AIM OF THE EXERCISE: Your answer should be only a number: how many lines include the word "Collaboration".

SUPPLIED MATERIAL:
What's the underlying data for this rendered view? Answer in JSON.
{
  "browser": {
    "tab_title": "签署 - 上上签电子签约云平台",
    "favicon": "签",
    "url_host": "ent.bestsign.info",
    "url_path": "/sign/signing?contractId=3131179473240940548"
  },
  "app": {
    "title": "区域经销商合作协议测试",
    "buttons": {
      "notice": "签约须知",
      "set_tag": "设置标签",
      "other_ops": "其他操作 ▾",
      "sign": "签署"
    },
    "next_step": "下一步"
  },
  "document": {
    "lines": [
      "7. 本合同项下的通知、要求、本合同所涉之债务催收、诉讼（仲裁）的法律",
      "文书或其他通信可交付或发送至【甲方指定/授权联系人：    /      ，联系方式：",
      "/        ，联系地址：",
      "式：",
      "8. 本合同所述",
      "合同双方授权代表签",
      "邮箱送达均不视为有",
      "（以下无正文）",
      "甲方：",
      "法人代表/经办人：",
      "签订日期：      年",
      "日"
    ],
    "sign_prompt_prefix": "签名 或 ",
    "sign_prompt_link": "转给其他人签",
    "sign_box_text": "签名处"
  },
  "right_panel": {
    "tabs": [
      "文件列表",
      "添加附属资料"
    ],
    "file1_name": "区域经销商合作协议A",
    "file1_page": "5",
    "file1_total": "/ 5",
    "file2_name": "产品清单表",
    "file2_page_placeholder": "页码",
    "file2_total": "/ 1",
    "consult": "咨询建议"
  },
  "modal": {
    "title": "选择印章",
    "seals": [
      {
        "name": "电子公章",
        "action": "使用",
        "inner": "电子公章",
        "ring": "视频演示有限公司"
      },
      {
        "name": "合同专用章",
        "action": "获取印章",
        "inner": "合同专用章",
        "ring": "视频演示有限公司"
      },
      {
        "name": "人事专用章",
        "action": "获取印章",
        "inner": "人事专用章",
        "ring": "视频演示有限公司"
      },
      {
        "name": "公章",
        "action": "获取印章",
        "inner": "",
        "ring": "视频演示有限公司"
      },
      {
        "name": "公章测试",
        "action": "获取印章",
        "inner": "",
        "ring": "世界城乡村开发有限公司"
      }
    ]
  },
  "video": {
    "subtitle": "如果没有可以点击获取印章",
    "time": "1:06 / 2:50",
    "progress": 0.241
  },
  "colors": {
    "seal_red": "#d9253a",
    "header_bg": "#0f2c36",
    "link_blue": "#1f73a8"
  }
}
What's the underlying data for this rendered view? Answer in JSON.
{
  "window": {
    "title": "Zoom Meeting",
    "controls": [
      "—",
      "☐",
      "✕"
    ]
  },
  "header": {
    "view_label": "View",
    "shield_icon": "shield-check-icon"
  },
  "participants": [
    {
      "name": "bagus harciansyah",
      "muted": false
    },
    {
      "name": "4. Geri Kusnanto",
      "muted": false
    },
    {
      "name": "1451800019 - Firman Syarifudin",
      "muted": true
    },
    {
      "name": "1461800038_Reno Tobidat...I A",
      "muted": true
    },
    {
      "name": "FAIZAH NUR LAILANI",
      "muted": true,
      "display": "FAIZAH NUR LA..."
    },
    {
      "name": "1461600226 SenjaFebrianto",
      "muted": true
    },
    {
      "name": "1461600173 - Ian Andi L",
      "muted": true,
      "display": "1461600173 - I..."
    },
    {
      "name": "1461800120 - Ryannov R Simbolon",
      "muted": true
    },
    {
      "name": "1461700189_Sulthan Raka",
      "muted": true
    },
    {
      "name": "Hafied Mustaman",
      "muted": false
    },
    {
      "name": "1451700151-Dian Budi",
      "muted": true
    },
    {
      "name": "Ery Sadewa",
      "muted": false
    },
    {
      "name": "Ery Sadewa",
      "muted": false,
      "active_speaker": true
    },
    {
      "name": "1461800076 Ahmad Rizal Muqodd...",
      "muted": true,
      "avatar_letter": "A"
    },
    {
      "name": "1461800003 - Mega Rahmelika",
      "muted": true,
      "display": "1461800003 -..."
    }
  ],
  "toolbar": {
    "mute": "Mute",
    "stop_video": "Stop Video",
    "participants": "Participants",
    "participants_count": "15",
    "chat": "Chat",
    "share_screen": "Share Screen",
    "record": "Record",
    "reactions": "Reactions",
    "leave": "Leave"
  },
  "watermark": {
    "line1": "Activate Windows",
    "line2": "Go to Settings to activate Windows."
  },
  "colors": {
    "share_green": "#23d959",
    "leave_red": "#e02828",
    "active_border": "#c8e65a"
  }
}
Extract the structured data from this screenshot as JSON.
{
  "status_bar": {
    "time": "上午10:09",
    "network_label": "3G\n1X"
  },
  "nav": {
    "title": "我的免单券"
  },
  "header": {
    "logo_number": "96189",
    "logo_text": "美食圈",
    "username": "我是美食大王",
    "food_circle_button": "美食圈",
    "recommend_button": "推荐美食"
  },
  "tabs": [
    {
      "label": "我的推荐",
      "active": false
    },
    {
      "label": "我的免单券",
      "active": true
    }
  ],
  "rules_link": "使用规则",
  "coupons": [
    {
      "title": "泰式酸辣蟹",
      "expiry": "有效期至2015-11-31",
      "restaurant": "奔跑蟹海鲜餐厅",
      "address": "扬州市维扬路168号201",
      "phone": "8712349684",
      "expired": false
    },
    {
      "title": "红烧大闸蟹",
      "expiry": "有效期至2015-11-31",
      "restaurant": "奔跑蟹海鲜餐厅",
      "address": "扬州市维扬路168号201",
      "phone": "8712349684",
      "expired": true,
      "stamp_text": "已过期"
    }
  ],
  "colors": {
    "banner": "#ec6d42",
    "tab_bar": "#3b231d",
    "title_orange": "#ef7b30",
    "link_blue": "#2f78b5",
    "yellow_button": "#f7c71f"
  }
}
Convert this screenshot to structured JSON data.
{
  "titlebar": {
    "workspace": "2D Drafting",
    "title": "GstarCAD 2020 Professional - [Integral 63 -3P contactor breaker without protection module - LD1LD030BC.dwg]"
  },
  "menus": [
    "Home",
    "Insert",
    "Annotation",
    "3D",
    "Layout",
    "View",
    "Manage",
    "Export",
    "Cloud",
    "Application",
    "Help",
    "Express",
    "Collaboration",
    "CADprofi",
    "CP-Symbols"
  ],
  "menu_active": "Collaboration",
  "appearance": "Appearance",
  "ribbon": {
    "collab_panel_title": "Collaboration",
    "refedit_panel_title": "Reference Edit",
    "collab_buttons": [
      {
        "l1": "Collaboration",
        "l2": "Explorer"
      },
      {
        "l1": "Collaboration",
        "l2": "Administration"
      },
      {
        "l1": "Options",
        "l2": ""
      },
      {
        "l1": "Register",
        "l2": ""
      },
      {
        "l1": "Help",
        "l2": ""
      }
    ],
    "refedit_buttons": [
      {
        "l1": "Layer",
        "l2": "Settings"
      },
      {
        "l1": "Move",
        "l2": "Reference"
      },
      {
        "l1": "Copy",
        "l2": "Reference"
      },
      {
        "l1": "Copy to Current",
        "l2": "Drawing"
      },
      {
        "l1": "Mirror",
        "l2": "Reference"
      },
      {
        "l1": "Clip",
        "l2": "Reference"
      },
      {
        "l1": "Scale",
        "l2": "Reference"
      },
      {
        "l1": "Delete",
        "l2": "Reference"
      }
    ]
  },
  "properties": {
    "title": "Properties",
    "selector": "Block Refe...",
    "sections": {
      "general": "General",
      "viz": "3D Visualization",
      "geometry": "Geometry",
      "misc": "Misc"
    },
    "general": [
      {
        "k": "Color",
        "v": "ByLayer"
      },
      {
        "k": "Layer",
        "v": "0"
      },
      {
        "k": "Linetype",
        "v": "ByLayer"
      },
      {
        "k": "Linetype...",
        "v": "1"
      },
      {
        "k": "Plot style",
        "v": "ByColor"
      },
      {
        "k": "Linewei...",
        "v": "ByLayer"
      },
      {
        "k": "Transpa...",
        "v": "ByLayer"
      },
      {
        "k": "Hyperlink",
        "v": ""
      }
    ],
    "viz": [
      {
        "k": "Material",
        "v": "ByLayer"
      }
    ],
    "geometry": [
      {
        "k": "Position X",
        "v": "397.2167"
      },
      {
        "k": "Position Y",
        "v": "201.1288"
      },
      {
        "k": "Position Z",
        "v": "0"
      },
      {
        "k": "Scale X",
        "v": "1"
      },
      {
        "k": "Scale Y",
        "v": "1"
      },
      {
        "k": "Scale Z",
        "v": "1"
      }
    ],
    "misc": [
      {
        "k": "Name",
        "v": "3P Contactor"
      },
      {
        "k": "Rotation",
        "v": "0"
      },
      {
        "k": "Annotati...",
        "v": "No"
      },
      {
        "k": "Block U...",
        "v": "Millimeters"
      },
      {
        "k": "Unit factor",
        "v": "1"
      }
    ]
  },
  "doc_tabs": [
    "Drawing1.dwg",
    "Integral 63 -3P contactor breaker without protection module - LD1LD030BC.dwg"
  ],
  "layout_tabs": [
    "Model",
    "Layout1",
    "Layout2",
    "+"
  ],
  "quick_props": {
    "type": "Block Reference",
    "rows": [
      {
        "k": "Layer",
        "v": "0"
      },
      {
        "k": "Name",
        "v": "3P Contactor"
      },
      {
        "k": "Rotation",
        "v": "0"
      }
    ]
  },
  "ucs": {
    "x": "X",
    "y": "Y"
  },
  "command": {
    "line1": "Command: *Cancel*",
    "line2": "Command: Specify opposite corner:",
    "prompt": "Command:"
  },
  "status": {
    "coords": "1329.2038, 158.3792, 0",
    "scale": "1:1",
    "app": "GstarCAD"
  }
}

TASK OUTPUT: 5